-- Start --
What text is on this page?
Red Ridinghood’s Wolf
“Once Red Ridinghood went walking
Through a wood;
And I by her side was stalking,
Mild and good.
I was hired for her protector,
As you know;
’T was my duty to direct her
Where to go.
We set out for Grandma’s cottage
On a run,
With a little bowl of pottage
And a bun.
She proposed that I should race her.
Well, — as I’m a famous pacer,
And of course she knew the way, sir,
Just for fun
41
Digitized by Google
-- End --
Work to complete –
Take the material above and return all of it exactly.

Answer for this exercise –
What text is on this page?
Red Ridinghood’s Wolf
“Once Red Ridinghood went walking
Through a wood;
And I by her side was stalking,
Mild and good.
I was hired for her protector,
As you know;
’T was my duty to direct her
Where to go.
We set out for Grandma’s cottage
On a run,
With a little bowl of pottage
And a bun.
She proposed that I should race her.
Well, — as I’m a famous pacer,
And of course she knew the way, sir,
Just for fun
41
Digitized by Google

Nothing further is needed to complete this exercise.